◆ 题目
根据下面这段关于删除排序链表中重复元素的材料，回答下列问题：
1. 示例 2 中，输入 head = [1,1,1,2,3] 时，输出是什么？
2. 提示中规定，链表中节点数目在什么范围内？
3. C++ 代码用 new ListNode(0,head) 创建 dummy 节点时，传入的节点值是多少？

◆ 所给材料
****************

LeetCode
82.删除排序链表中的重复元素 II
82. 删除排序链表中的重复元素 II - 力扣(LeetCode)
题目描述
给定一个已排序的链表的头 head
, 删除原始链表中所有重复数字的节点,只留下不同的数字 。返回 已排序的链表 。
示例 1:
输入:head = [1,2,3,3,4,4,5]
输出:[1,2,5]
示例 2:
输入:head = [1,1,1,2,3]
输出:[2,3]
提示:
- 链表中节点数目在范围
[0, 300]
内 -100 <= Node.val <= 100
- 题目数据保证链表已经按升序 排列
思路
力扣官方题解
https://leetcode.cn/problems/remove-duplicates-from-sorted-list-ii/solutions/678122/shan-chu-pai-xu-lian-biao-zhong-de-zhong-oayn/
代码
C++
class Solution {
public:
ListNode* deleteDuplicates(ListNode* head) {
if(!head){
return head;
}
ListNode* dummy = new ListNode(0,head);
ListNode* cur = dummy;
while(cur->next && cur->next->next){
if(cur->next->val == cur->next->next->val){
int x = cur->next->val;
while(cur->next && cur->next->val == x){
cur->next = cur->next->next;
}
} else{
cur = cur -> next ;
}
}
return dummy->next;
}
};
Java
class Solution {
public ListNode deleteDuplicates(ListNode head) {
if(head == null){
return head;
}
ListNode dummy = new ListNode(0,head);
ListNode cur = dummy;
while(cur.next != null && cur.next.next !=null){
if(cur.next.val == cur.next.next.val){
int x = cur.next.val;
while(cur.next != null && cur.next.val == x){
cur.next = cur.next.next;
}
} else {
cur = cur.next;
}
}
return dummy.next;
}
}

****************

◆ 所示数据
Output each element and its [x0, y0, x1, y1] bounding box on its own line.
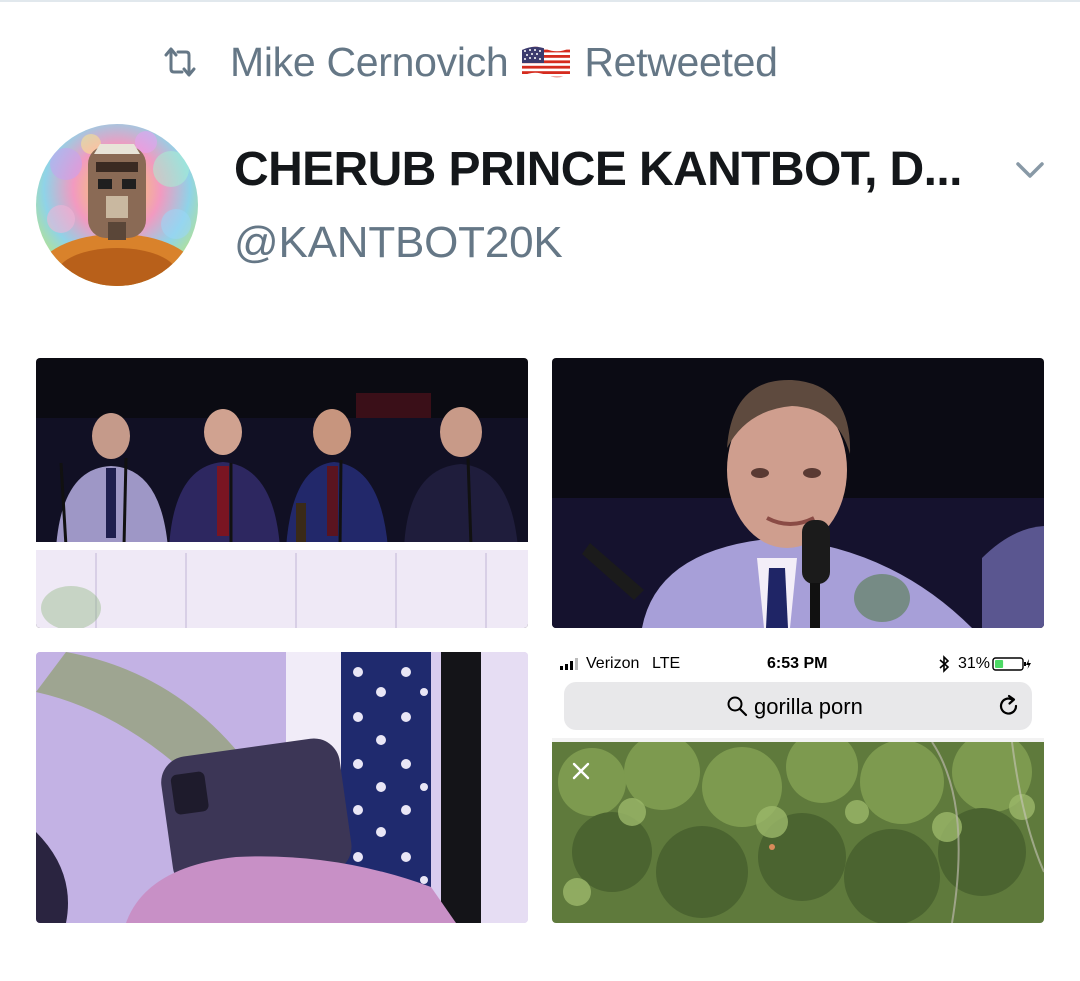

****************

◆ 答案
1. [2,3]
2. [0, 300]
3. 0